YOUR TASK » From the entries below, copy every line holding the word "ylabel".

------------

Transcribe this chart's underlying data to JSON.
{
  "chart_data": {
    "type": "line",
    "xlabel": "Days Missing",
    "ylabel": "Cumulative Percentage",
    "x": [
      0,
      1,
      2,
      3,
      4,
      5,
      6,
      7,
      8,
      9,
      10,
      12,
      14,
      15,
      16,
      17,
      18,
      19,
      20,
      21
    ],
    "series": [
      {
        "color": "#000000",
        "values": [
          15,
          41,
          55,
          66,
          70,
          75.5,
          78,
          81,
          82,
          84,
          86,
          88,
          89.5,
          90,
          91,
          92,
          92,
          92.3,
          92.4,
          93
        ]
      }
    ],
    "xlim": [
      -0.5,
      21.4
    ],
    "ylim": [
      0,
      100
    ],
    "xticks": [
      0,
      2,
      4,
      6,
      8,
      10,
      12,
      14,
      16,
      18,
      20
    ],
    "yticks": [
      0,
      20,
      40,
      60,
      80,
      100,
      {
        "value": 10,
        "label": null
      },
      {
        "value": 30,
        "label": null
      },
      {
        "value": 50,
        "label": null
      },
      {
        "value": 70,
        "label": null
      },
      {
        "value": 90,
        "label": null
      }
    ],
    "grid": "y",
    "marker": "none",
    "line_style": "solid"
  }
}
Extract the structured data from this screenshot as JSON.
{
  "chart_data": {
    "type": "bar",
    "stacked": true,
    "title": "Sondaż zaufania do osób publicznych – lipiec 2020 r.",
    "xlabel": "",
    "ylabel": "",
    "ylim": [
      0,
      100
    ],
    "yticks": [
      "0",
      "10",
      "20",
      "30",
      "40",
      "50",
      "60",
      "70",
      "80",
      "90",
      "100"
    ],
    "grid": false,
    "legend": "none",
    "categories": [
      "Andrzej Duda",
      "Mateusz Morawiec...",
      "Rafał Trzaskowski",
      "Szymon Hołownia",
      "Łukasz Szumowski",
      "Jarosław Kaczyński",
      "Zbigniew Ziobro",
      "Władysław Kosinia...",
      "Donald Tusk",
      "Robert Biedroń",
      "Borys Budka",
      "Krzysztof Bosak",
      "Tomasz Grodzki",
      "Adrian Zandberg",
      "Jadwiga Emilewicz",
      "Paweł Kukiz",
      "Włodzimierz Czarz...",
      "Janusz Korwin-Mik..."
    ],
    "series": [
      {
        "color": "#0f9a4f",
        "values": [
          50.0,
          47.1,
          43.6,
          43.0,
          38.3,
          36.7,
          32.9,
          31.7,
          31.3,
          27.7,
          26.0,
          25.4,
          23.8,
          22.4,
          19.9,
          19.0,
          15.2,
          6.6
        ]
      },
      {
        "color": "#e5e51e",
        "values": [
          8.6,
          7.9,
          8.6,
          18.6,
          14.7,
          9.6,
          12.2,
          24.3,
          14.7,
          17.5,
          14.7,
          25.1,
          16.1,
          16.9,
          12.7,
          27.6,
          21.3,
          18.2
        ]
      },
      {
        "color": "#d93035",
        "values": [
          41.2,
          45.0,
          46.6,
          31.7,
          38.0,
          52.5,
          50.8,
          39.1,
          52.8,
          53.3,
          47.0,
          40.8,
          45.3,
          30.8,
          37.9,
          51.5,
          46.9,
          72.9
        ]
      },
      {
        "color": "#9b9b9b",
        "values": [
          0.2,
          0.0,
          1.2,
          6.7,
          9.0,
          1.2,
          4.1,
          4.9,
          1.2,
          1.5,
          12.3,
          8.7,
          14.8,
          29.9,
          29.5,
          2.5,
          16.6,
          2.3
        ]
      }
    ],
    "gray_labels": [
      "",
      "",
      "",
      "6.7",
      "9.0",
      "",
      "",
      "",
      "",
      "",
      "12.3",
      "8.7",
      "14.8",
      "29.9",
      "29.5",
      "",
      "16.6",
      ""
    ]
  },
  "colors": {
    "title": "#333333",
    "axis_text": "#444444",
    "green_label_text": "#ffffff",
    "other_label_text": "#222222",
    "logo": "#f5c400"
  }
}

------------

WORKED SOLUTION »
    "ylabel": "Cumulative Percentage",
    "ylabel": "",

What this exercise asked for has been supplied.